— Start Dataset extract —
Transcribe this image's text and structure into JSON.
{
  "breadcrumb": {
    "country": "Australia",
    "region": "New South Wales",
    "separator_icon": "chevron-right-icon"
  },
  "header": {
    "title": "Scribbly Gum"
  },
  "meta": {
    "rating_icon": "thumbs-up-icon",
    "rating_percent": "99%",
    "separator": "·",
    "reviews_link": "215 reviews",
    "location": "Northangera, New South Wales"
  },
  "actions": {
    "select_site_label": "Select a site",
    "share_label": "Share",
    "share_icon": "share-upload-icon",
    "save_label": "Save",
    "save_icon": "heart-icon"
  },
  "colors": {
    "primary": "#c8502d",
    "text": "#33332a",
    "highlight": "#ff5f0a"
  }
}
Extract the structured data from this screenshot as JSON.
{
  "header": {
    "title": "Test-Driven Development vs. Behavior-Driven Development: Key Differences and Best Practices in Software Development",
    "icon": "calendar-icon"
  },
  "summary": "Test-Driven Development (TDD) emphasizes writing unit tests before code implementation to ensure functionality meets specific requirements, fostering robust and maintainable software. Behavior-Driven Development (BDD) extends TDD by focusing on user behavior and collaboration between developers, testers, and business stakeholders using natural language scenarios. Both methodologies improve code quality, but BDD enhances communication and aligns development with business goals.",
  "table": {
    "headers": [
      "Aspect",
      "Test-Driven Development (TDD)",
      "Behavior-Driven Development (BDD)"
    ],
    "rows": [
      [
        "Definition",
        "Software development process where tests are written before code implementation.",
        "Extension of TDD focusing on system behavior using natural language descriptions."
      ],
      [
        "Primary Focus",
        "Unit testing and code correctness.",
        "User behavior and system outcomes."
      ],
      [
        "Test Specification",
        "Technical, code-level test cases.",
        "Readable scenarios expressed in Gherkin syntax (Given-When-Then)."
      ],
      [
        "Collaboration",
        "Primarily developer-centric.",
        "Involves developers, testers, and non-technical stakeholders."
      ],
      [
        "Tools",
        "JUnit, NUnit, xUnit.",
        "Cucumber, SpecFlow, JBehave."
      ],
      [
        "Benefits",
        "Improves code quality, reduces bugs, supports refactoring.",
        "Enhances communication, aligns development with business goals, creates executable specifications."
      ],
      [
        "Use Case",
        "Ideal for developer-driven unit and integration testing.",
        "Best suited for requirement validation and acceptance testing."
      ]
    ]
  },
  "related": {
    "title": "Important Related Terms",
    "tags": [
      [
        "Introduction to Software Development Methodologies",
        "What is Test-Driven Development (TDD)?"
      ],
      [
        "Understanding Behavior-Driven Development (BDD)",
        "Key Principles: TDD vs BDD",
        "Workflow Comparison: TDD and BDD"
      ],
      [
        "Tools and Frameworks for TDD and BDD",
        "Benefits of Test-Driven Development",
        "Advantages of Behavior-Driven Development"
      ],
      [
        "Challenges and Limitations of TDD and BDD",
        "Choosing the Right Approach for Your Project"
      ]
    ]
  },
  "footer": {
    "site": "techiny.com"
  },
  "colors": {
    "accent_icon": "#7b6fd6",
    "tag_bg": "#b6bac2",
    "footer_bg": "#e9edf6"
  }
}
— End Dataset extract —
What you are asked to do: Nothing may be left out: return each entry exactly as it reads.

Solution for this exercise:
Transcribe this image's text and structure into JSON.
{
  "breadcrumb": {
    "country": "Australia",
    "region": "New South Wales",
    "separator_icon": "chevron-right-icon"
  },
  "header": {
    "title": "Scribbly Gum"
  },
  "meta": {
    "rating_icon": "thumbs-up-icon",
    "rating_percent": "99%",
    "separator": "·",
    "reviews_link": "215 reviews",
    "location": "Northangera, New South Wales"
  },
  "actions": {
    "select_site_label": "Select a site",
    "share_label": "Share",
    "share_icon": "share-upload-icon",
    "save_label": "Save",
    "save_icon": "heart-icon"
  },
  "colors": {
    "primary": "#c8502d",
    "text": "#33332a",
    "highlight": "#ff5f0a"
  }
}
Extract the structured data from this screenshot as JSON.
{
  "header": {
    "title": "Test-Driven Development vs. Behavior-Driven Development: Key Differences and Best Practices in Software Development",
    "icon": "calendar-icon"
  },
  "summary": "Test-Driven Development (TDD) emphasizes writing unit tests before code implementation to ensure functionality meets specific requirements, fostering robust and maintainable software. Behavior-Driven Development (BDD) extends TDD by focusing on user behavior and collaboration between developers, testers, and business stakeholders using natural language scenarios. Both methodologies improve code quality, but BDD enhances communication and aligns development with business goals.",
  "table": {
    "headers": [
      "Aspect",
      "Test-Driven Development (TDD)",
      "Behavior-Driven Development (BDD)"
    ],
    "rows": [
      [
        "Definition",
        "Software development process where tests are written before code implementation.",
        "Extension of TDD focusing on system behavior using natural language descriptions."
      ],
      [
        "Primary Focus",
        "Unit testing and code correctness.",
        "User behavior and system outcomes."
      ],
      [
        "Test Specification",
        "Technical, code-level test cases.",
        "Readable scenarios expressed in Gherkin syntax (Given-When-Then)."
      ],
      [
        "Collaboration",
        "Primarily developer-centric.",
        "Involves developers, testers, and non-technical stakeholders."
      ],
      [
        "Tools",
        "JUnit, NUnit, xUnit.",
        "Cucumber, SpecFlow, JBehave."
      ],
      [
        "Benefits",
        "Improves code quality, reduces bugs, supports refactoring.",
        "Enhances communication, aligns development with business goals, creates executable specifications."
      ],
      [
        "Use Case",
        "Ideal for developer-driven unit and integration testing.",
        "Best suited for requirement validation and acceptance testing."
      ]
    ]
  },
  "related": {
    "title": "Important Related Terms",
    "tags": [
      [
        "Introduction to Software Development Methodologies",
        "What is Test-Driven Development (TDD)?"
      ],
      [
        "Understanding Behavior-Driven Development (BDD)",
        "Key Principles: TDD vs BDD",
        "Workflow Comparison: TDD and BDD"
      ],
      [
        "Tools and Frameworks for TDD and BDD",
        "Benefits of Test-Driven Development",
        "Advantages of Behavior-Driven Development"
      ],
      [
        "Challenges and Limitations of TDD and BDD",
        "Choosing the Right Approach for Your Project"
      ]
    ]
  },
  "footer": {
    "site": "techiny.com"
  },
  "colors": {
    "accent_icon": "#7b6fd6",
    "tag_bg": "#b6bac2",
    "footer_bg": "#e9edf6"
  }
}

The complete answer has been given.